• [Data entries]
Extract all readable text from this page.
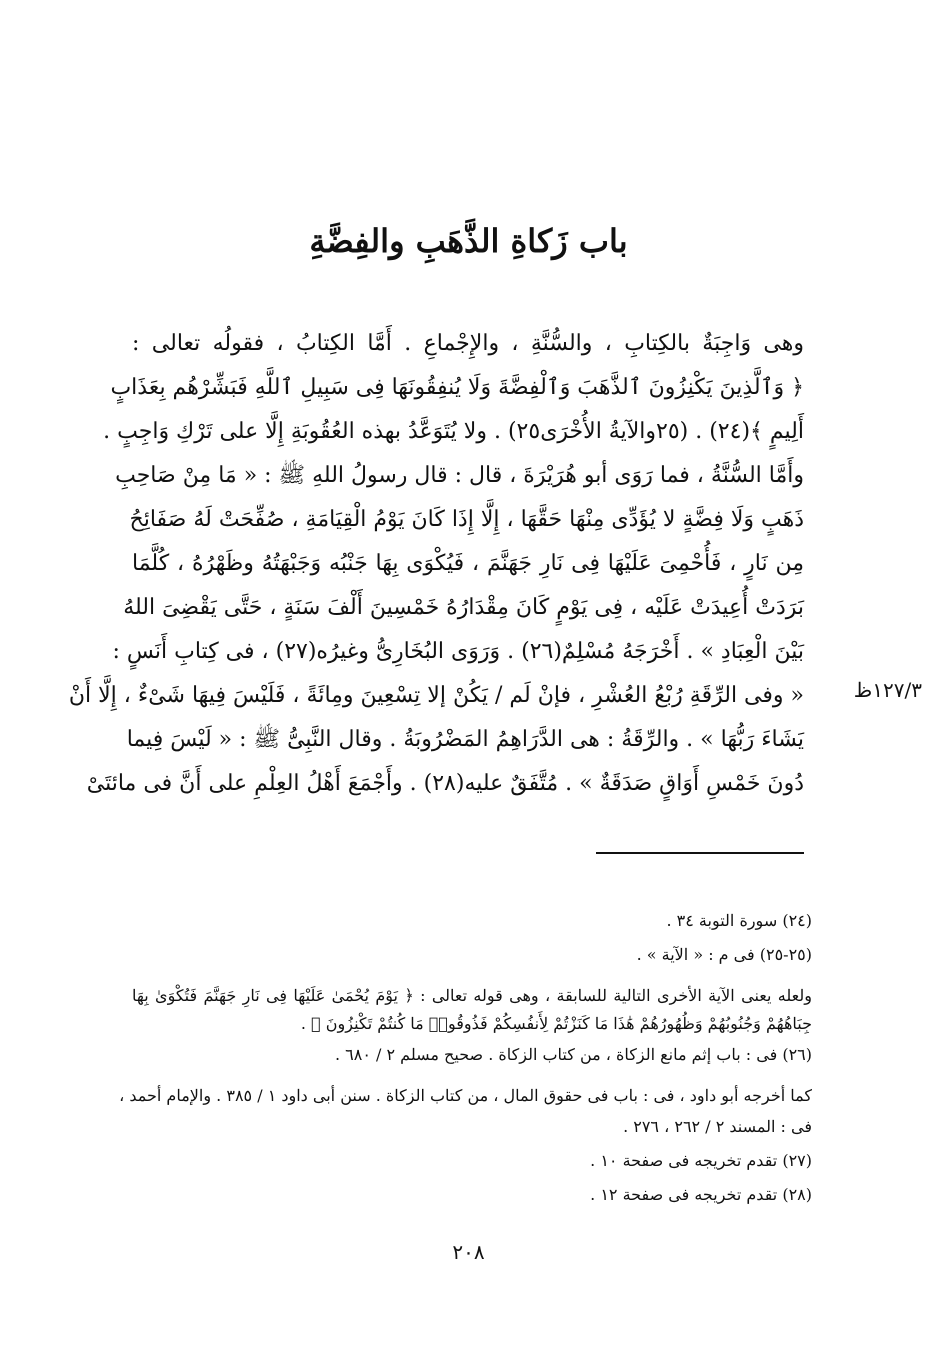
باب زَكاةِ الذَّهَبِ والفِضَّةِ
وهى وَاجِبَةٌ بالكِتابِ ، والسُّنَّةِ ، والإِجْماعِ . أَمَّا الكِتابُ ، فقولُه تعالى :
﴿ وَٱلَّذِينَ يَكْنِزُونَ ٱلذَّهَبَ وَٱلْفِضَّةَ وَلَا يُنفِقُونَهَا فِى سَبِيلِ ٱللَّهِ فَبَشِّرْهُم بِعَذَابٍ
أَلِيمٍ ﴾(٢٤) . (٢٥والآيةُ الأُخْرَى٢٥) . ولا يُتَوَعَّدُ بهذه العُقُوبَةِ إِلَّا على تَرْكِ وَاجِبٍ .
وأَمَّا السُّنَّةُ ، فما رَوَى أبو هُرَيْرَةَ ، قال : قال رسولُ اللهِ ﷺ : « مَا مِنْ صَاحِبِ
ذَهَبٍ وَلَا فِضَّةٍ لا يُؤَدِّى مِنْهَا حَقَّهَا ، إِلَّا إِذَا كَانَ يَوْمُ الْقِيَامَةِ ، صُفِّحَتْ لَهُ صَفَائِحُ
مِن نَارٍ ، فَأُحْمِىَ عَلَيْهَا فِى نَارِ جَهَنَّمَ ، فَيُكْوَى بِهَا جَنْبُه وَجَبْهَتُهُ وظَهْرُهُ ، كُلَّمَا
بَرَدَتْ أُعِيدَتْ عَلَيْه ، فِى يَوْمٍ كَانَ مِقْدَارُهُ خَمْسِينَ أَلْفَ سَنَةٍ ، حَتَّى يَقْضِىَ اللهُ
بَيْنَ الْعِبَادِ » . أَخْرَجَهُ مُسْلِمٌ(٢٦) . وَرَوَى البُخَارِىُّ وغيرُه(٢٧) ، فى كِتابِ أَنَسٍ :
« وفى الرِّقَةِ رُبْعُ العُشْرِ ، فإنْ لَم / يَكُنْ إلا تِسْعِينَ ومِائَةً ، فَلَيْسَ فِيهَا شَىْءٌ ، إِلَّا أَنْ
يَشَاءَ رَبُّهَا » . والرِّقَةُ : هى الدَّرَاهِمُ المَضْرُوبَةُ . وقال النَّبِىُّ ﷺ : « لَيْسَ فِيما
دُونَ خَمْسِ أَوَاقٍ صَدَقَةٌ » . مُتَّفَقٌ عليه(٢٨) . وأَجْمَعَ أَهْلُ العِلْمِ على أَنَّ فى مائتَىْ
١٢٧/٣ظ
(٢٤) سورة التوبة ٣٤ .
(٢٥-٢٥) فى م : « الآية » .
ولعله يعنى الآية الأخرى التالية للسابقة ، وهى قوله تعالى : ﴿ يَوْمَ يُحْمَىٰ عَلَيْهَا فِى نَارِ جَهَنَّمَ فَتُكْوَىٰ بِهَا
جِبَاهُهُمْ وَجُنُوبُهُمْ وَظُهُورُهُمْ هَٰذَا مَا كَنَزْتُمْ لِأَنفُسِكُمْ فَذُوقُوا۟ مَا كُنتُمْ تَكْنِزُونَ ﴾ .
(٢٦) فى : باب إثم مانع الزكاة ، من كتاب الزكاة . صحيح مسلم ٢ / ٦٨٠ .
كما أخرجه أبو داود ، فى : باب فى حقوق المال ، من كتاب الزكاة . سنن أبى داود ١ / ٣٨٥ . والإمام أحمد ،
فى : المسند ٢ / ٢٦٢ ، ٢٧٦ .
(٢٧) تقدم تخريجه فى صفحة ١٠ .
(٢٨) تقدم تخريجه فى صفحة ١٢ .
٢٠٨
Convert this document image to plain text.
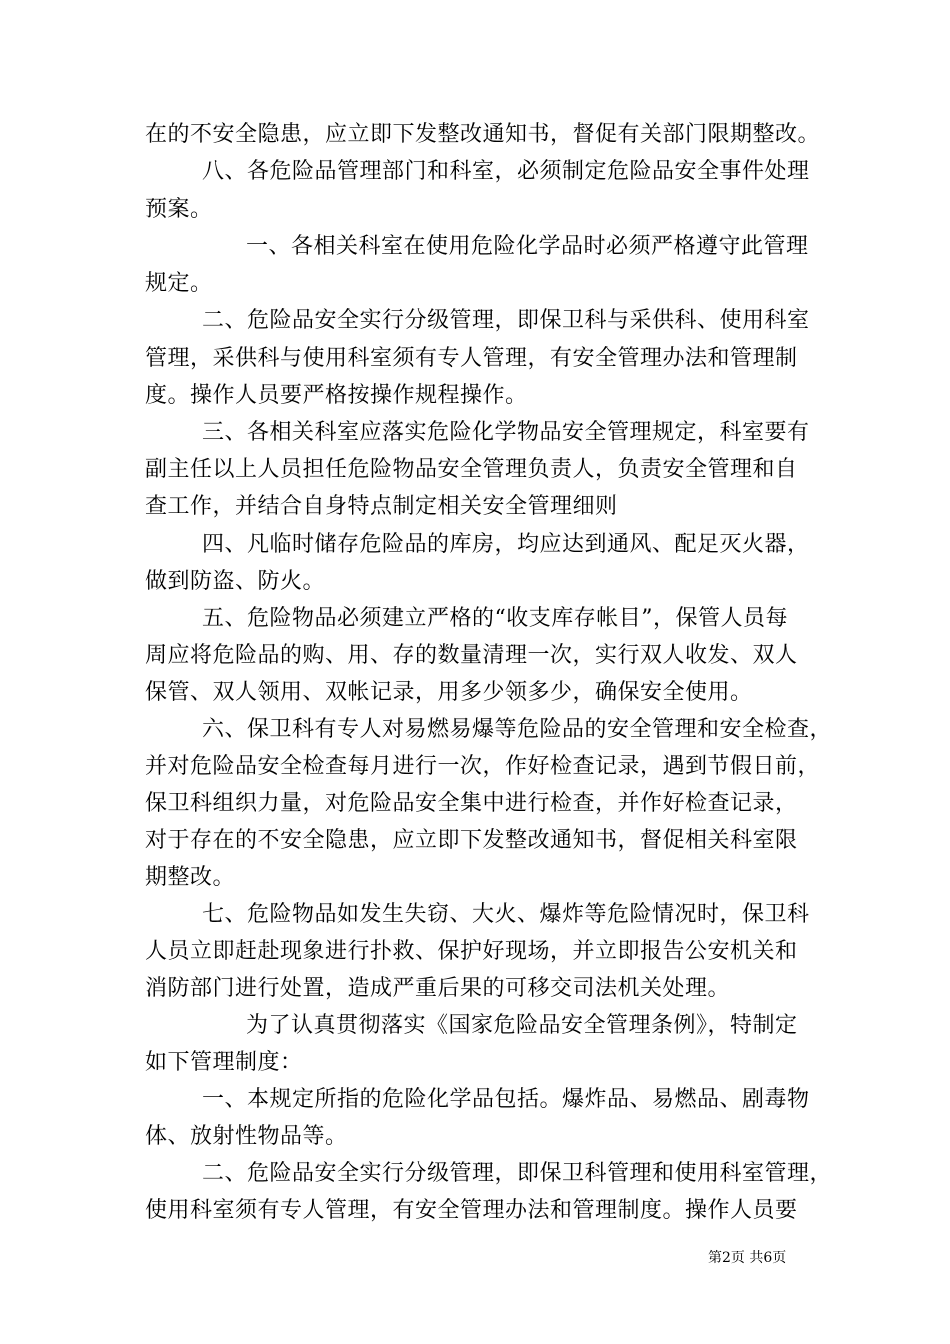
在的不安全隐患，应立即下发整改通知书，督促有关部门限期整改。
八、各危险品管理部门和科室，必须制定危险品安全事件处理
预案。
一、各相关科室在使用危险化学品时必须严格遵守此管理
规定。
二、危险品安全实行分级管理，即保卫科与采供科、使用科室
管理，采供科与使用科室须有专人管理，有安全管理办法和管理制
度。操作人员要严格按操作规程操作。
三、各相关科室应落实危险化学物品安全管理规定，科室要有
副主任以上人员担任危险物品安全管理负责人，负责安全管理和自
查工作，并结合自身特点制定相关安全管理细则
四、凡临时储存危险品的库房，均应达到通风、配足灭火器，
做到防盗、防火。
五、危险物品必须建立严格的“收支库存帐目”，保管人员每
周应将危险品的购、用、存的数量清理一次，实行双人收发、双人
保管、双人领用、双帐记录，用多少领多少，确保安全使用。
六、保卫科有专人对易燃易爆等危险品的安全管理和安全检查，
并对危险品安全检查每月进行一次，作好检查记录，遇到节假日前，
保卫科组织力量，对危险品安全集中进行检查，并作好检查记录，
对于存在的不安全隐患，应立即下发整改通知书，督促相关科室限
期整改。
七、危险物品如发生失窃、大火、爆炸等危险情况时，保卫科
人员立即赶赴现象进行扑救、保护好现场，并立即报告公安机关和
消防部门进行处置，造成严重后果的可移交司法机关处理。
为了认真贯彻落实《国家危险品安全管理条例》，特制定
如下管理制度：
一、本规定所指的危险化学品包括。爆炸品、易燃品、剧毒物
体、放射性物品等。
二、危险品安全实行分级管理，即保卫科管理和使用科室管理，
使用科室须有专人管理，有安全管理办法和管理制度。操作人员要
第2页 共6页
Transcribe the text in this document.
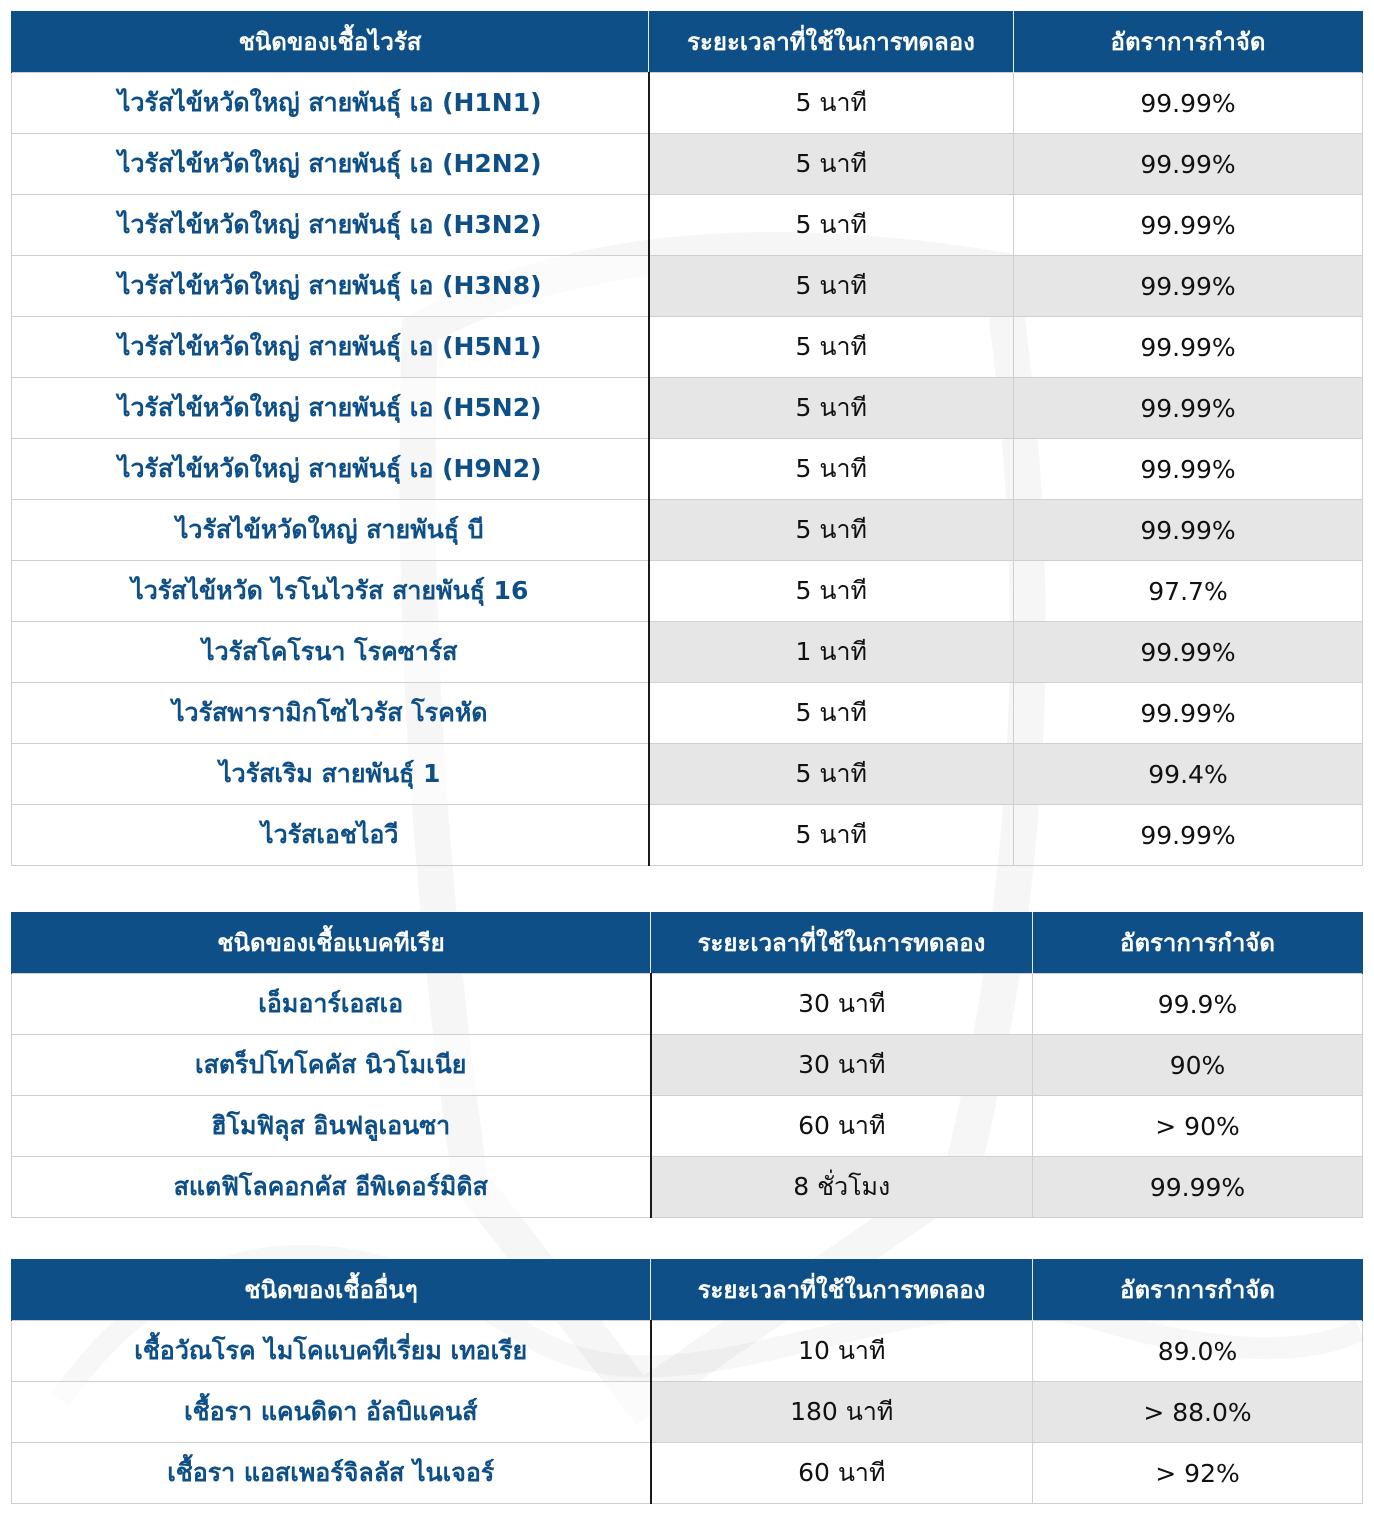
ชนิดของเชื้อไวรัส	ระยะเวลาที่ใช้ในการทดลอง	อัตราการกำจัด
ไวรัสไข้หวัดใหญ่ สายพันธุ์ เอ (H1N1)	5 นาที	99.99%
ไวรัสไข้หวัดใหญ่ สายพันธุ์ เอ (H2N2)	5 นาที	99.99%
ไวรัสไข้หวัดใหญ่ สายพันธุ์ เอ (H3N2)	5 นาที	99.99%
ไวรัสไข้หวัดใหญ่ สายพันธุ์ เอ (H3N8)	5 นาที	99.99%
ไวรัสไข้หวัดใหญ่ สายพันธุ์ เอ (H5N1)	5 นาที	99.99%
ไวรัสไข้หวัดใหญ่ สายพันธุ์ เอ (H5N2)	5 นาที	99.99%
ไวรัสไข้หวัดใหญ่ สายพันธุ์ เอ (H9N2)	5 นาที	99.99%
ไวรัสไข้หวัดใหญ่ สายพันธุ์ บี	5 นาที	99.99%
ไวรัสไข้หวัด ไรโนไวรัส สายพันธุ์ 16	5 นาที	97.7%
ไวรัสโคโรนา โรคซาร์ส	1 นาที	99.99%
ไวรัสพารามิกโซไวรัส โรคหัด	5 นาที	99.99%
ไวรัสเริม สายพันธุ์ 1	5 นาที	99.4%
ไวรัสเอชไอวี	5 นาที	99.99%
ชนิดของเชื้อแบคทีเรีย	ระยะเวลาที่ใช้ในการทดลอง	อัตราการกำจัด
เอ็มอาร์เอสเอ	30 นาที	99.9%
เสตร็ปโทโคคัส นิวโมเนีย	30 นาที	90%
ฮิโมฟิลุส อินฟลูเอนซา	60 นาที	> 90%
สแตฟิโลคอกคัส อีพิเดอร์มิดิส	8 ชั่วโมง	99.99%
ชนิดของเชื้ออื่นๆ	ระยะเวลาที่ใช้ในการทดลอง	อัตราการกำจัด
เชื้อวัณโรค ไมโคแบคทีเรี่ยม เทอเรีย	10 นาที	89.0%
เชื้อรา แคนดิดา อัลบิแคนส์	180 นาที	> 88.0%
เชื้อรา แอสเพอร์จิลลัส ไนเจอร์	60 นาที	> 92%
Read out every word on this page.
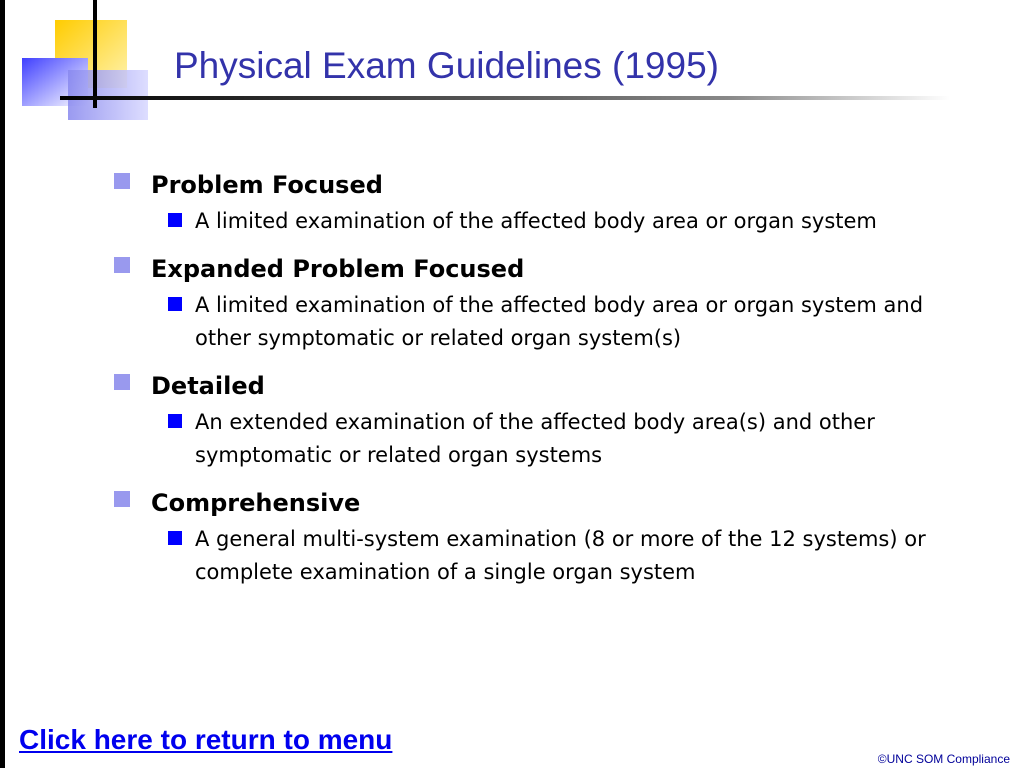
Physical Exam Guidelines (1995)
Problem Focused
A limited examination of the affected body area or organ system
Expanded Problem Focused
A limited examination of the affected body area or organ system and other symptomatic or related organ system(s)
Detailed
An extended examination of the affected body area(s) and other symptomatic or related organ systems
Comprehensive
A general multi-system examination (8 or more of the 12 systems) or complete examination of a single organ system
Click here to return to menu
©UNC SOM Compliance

• [Objective] Wherever the string "text" appears in the entries above, list that line.

• [Response to this task]
Extract all readable text from this page.
Convert this document image to plain text.
Transcribe the text in this document.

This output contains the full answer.